Read the material below and count the lines holding the string "POZOBLANCO". Give that count with nothing added.
::: SUPPLIED INFORMATION :::
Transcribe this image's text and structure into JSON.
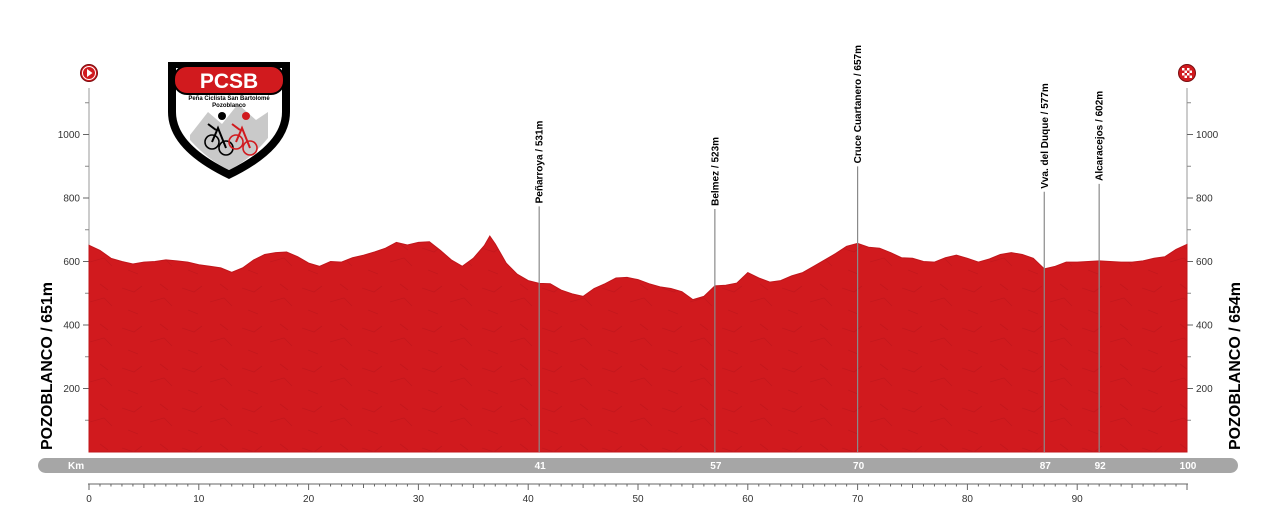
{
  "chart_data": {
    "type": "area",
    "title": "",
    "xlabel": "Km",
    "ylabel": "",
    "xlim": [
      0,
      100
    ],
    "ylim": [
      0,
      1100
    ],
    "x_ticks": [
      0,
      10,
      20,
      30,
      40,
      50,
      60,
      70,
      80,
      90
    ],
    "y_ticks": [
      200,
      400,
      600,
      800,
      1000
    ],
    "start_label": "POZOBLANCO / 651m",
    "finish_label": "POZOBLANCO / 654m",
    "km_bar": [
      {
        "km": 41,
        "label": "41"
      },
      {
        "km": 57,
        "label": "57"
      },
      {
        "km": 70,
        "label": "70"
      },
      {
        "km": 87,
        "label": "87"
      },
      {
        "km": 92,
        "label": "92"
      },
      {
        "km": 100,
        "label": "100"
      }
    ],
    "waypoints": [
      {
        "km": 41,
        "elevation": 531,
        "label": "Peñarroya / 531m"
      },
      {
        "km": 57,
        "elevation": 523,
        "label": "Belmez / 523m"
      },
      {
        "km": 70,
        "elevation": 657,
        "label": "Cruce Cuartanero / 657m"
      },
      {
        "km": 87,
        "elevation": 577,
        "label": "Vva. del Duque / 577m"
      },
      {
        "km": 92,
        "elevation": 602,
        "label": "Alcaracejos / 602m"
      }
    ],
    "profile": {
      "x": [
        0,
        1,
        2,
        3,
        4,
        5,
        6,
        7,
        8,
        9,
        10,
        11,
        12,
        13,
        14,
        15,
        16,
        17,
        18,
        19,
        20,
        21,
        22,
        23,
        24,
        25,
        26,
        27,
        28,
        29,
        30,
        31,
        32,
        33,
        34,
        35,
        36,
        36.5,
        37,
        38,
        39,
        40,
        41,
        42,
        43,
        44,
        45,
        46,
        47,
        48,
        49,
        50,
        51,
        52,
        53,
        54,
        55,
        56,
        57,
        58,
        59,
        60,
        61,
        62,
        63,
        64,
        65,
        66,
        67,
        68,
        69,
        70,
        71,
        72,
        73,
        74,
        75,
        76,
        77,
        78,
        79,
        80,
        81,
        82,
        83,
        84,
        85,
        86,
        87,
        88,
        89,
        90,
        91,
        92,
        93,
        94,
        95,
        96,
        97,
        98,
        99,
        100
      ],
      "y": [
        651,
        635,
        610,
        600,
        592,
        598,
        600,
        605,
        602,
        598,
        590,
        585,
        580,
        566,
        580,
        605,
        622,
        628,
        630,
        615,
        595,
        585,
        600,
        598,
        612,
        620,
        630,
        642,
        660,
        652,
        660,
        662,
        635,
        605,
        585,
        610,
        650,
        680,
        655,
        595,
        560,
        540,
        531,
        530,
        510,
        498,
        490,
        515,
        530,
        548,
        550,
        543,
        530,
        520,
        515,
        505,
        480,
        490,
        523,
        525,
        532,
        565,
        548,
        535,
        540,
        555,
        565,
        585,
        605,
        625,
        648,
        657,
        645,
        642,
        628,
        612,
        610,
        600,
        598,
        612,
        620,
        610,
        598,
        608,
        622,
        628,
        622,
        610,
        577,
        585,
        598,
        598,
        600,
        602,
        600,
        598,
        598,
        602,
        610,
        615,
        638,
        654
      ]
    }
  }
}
:::
### WRITTEN SOLUTION
2